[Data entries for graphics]
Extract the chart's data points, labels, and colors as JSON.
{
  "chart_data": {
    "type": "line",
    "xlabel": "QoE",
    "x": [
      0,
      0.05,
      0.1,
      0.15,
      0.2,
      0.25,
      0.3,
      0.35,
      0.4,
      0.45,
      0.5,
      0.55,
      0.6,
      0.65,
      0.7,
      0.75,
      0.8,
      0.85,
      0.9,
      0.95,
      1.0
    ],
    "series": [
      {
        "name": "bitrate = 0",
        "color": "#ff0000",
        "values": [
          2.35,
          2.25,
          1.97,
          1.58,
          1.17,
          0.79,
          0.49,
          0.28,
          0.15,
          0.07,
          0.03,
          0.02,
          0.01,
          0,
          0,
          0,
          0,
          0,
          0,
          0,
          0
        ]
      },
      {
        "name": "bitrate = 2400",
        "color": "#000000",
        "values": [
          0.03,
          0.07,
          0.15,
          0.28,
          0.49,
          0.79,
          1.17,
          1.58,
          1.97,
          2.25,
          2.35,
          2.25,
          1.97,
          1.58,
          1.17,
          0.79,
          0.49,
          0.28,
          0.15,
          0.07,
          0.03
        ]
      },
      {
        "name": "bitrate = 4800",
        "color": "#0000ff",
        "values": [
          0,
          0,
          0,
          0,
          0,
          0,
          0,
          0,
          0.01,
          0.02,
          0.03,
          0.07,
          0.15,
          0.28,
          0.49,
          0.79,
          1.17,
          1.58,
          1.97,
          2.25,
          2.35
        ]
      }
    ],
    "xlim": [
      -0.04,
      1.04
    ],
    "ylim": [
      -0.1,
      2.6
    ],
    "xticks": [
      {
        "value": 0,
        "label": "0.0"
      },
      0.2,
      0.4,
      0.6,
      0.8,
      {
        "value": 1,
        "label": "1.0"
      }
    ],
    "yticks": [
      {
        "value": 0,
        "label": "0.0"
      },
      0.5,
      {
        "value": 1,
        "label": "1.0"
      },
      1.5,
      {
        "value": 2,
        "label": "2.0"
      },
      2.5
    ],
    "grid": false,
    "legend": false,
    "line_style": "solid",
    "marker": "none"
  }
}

* **What to do**
Please restate the data word for word, every record included.

* **Solution below**
Extract the chart's data points, labels, and colors as JSON.
{
  "chart_data": {
    "type": "line",
    "xlabel": "QoE",
    "x": [
      0,
      0.05,
      0.1,
      0.15,
      0.2,
      0.25,
      0.3,
      0.35,
      0.4,
      0.45,
      0.5,
      0.55,
      0.6,
      0.65,
      0.7,
      0.75,
      0.8,
      0.85,
      0.9,
      0.95,
      1.0
    ],
    "series": [
      {
        "name": "bitrate = 0",
        "color": "#ff0000",
        "values": [
          2.35,
          2.25,
          1.97,
          1.58,
          1.17,
          0.79,
          0.49,
          0.28,
          0.15,
          0.07,
          0.03,
          0.02,
          0.01,
          0,
          0,
          0,
          0,
          0,
          0,
          0,
          0
        ]
      },
      {
        "name": "bitrate = 2400",
        "color": "#000000",
        "values": [
          0.03,
          0.07,
          0.15,
          0.28,
          0.49,
          0.79,
          1.17,
          1.58,
          1.97,
          2.25,
          2.35,
          2.25,
          1.97,
          1.58,
          1.17,
          0.79,
          0.49,
          0.28,
          0.15,
          0.07,
          0.03
        ]
      },
      {
        "name": "bitrate = 4800",
        "color": "#0000ff",
        "values": [
          0,
          0,
          0,
          0,
          0,
          0,
          0,
          0,
          0.01,
          0.02,
          0.03,
          0.07,
          0.15,
          0.28,
          0.49,
          0.79,
          1.17,
          1.58,
          1.97,
          2.25,
          2.35
        ]
      }
    ],
    "xlim": [
      -0.04,
      1.04
    ],
    "ylim": [
      -0.1,
      2.6
    ],
    "xticks": [
      {
        "value": 0,
        "label": "0.0"
      },
      0.2,
      0.4,
      0.6,
      0.8,
      {
        "value": 1,
        "label": "1.0"
      }
    ],
    "yticks": [
      {
        "value": 0,
        "label": "0.0"
      },
      0.5,
      {
        "value": 1,
        "label": "1.0"
      },
      1.5,
      {
        "value": 2,
        "label": "2.0"
      },
      2.5
    ],
    "grid": false,
    "legend": false,
    "line_style": "solid",
    "marker": "none"
  }
}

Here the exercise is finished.